◆ Input records:
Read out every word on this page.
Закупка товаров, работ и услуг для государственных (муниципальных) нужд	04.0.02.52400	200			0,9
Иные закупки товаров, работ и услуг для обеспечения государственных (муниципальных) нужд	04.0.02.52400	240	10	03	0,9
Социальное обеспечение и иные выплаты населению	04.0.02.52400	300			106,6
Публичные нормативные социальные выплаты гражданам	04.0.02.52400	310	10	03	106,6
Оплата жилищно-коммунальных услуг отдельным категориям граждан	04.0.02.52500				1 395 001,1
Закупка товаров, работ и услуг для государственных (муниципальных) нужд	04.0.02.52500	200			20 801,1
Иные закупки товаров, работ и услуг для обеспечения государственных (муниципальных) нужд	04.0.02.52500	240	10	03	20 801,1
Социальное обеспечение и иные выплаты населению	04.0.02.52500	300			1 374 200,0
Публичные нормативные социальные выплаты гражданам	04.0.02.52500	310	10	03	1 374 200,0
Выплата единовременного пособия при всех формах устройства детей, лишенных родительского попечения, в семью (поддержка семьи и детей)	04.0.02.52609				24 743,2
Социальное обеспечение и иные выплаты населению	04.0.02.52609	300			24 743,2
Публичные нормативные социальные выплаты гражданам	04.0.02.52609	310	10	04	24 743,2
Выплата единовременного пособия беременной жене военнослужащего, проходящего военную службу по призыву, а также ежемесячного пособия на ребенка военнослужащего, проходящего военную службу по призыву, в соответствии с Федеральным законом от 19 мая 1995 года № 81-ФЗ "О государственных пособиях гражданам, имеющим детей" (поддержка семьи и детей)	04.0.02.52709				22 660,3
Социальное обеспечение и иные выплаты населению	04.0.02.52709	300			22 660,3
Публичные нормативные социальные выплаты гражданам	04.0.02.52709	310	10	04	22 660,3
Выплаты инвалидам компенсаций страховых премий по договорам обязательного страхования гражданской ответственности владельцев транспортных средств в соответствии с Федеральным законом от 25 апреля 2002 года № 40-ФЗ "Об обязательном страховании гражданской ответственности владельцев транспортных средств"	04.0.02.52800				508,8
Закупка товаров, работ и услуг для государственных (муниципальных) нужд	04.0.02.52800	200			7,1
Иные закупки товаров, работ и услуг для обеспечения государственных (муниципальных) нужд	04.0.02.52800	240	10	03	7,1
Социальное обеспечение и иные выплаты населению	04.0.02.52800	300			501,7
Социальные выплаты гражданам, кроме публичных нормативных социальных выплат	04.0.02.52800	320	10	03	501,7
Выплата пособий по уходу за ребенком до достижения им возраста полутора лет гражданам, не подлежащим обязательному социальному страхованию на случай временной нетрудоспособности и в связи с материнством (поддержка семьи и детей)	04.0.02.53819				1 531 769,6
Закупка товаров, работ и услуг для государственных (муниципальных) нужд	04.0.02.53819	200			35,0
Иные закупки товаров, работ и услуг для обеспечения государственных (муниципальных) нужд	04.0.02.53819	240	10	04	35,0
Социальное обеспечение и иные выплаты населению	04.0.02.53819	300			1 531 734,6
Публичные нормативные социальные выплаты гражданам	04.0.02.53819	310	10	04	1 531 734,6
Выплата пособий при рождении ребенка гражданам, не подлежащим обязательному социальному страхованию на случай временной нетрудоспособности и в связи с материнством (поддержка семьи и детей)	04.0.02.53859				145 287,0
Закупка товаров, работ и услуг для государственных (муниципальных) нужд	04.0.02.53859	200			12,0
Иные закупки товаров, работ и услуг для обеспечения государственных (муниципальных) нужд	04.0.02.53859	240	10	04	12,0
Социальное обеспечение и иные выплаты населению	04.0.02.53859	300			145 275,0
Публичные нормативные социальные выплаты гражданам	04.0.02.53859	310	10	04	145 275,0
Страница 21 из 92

◆ Task objective: Extract the data exactly as given.

◆ Complete output:
Read out every word on this page.
Закупка товаров, работ и услуг для государственных (муниципальных) нужд	04.0.02.52400	200			0,9
Иные закупки товаров, работ и услуг для обеспечения государственных (муниципальных) нужд	04.0.02.52400	240	10	03	0,9
Социальное обеспечение и иные выплаты населению	04.0.02.52400	300			106,6
Публичные нормативные социальные выплаты гражданам	04.0.02.52400	310	10	03	106,6
Оплата жилищно-коммунальных услуг отдельным категориям граждан	04.0.02.52500				1 395 001,1
Закупка товаров, работ и услуг для государственных (муниципальных) нужд	04.0.02.52500	200			20 801,1
Иные закупки товаров, работ и услуг для обеспечения государственных (муниципальных) нужд	04.0.02.52500	240	10	03	20 801,1
Социальное обеспечение и иные выплаты населению	04.0.02.52500	300			1 374 200,0
Публичные нормативные социальные выплаты гражданам	04.0.02.52500	310	10	03	1 374 200,0
Выплата единовременного пособия при всех формах устройства детей, лишенных родительского попечения, в семью (поддержка семьи и детей)	04.0.02.52609				24 743,2
Социальное обеспечение и иные выплаты населению	04.0.02.52609	300			24 743,2
Публичные нормативные социальные выплаты гражданам	04.0.02.52609	310	10	04	24 743,2
Выплата единовременного пособия беременной жене военнослужащего, проходящего военную службу по призыву, а также ежемесячного пособия на ребенка военнослужащего, проходящего военную службу по призыву, в соответствии с Федеральным законом от 19 мая 1995 года № 81-ФЗ "О государственных пособиях гражданам, имеющим детей" (поддержка семьи и детей)	04.0.02.52709				22 660,3
Социальное обеспечение и иные выплаты населению	04.0.02.52709	300			22 660,3
Публичные нормативные социальные выплаты гражданам	04.0.02.52709	310	10	04	22 660,3
Выплаты инвалидам компенсаций страховых премий по договорам обязательного страхования гражданской ответственности владельцев транспортных средств в соответствии с Федеральным законом от 25 апреля 2002 года № 40-ФЗ "Об обязательном страховании гражданской ответственности владельцев транспортных средств"	04.0.02.52800				508,8
Закупка товаров, работ и услуг для государственных (муниципальных) нужд	04.0.02.52800	200			7,1
Иные закупки товаров, работ и услуг для обеспечения государственных (муниципальных) нужд	04.0.02.52800	240	10	03	7,1
Социальное обеспечение и иные выплаты населению	04.0.02.52800	300			501,7
Социальные выплаты гражданам, кроме публичных нормативных социальных выплат	04.0.02.52800	320	10	03	501,7
Выплата пособий по уходу за ребенком до достижения им возраста полутора лет гражданам, не подлежащим обязательному социальному страхованию на случай временной нетрудоспособности и в связи с материнством (поддержка семьи и детей)	04.0.02.53819				1 531 769,6
Закупка товаров, работ и услуг для государственных (муниципальных) нужд	04.0.02.53819	200			35,0
Иные закупки товаров, работ и услуг для обеспечения государственных (муниципальных) нужд	04.0.02.53819	240	10	04	35,0
Социальное обеспечение и иные выплаты населению	04.0.02.53819	300			1 531 734,6
Публичные нормативные социальные выплаты гражданам	04.0.02.53819	310	10	04	1 531 734,6
Выплата пособий при рождении ребенка гражданам, не подлежащим обязательному социальному страхованию на случай временной нетрудоспособности и в связи с материнством (поддержка семьи и детей)	04.0.02.53859				145 287,0
Закупка товаров, работ и услуг для государственных (муниципальных) нужд	04.0.02.53859	200			12,0
Иные закупки товаров, работ и услуг для обеспечения государственных (муниципальных) нужд	04.0.02.53859	240	10	04	12,0
Социальное обеспечение и иные выплаты населению	04.0.02.53859	300			145 275,0
Публичные нормативные социальные выплаты гражданам	04.0.02.53859	310	10	04	145 275,0
Страница 21 из 92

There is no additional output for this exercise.